_MATERIAL SUPPLIED_
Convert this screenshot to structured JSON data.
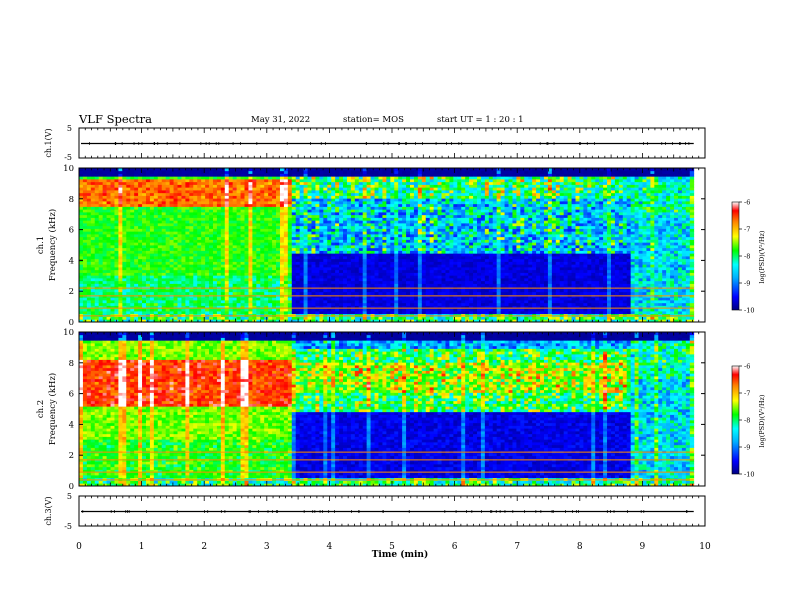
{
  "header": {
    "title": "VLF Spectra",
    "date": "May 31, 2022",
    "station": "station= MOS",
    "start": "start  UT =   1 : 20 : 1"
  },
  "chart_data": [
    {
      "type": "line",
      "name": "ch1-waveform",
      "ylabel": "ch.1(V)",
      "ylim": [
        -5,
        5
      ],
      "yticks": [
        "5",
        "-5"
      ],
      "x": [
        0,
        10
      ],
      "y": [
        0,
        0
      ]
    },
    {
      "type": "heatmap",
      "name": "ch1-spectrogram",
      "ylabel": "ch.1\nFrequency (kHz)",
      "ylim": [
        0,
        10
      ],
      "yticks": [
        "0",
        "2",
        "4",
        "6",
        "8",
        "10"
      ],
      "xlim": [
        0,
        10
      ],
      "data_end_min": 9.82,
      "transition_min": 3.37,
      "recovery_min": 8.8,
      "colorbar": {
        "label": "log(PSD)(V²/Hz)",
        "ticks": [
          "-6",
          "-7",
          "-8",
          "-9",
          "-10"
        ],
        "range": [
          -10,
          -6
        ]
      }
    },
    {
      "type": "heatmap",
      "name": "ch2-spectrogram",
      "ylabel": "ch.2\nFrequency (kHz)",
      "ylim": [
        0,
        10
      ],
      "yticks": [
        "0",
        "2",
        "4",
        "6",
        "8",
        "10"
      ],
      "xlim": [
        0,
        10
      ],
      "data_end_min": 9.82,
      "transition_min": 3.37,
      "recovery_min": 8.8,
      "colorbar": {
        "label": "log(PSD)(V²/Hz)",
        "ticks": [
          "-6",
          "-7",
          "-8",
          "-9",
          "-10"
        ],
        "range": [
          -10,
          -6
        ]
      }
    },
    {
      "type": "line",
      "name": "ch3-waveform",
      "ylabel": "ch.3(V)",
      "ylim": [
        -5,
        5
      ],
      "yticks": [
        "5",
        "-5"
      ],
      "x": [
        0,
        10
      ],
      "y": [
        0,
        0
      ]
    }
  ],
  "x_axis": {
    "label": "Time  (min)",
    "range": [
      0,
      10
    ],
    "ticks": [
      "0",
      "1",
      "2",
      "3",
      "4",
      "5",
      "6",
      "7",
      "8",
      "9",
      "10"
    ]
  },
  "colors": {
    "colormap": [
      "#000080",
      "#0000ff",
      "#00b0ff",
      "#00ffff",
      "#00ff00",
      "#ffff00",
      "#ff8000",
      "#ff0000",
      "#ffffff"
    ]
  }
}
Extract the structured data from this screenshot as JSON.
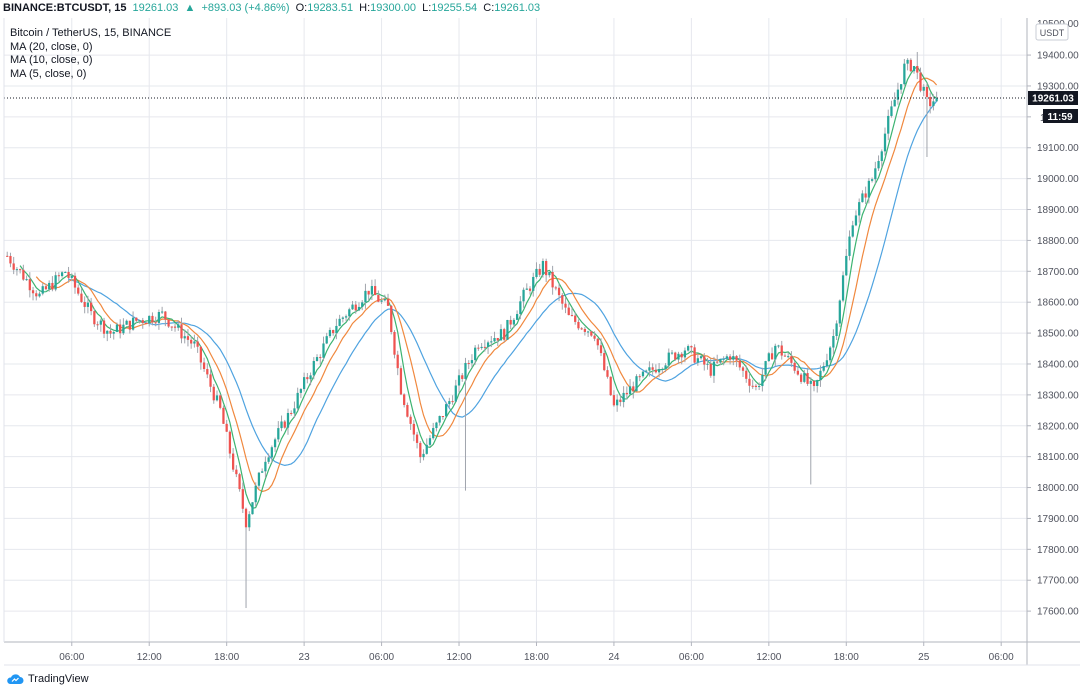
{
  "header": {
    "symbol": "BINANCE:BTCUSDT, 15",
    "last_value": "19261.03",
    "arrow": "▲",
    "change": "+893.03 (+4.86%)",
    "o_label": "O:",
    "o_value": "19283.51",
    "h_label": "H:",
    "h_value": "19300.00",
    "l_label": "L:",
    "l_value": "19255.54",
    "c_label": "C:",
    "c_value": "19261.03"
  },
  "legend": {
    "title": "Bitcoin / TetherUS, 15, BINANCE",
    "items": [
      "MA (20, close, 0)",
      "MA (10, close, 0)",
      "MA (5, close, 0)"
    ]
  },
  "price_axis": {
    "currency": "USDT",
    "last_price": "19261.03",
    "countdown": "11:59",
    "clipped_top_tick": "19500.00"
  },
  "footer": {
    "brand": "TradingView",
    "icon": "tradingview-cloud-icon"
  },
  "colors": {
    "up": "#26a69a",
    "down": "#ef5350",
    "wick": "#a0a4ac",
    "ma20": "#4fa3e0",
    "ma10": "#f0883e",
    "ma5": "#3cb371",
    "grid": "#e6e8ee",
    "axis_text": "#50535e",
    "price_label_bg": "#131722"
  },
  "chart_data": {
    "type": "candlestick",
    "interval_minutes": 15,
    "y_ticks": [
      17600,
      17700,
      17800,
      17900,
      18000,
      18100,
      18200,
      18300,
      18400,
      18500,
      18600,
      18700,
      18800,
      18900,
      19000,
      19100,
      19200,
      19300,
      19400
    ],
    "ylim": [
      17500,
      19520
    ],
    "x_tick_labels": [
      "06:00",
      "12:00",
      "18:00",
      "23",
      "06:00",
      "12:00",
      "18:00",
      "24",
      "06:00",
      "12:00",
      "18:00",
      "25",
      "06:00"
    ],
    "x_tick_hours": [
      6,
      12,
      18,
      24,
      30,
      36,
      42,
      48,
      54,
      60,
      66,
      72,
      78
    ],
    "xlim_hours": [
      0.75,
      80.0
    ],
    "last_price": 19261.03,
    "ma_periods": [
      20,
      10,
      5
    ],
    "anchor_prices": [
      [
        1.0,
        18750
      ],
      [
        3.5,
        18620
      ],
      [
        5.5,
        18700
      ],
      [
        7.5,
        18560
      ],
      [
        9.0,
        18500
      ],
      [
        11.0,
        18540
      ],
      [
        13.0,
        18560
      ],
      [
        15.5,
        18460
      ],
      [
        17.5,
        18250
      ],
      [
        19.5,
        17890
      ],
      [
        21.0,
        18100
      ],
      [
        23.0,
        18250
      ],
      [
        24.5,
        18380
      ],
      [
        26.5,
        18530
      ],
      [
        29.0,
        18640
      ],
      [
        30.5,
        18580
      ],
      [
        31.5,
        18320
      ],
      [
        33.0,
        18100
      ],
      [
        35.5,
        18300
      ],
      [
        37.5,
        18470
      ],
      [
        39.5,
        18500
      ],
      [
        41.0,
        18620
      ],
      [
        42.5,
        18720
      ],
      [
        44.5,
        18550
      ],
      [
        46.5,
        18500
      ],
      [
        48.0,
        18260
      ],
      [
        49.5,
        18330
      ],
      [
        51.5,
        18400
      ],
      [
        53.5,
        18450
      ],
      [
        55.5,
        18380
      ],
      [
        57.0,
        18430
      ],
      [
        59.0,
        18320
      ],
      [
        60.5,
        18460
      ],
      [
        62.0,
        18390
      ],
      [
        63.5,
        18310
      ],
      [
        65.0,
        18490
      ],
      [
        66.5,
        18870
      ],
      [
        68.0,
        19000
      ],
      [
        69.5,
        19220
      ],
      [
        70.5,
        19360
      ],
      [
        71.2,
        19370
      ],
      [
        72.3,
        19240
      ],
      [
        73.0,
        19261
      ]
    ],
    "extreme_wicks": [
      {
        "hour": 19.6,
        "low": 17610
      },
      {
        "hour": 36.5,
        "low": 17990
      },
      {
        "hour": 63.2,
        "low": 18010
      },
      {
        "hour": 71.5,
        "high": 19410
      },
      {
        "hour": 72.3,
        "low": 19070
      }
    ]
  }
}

_TASK DESCRIPTION_
Tally how many lines in the material above hold the word "name". Write only that number.

_EXERCISE SOLUTION_
4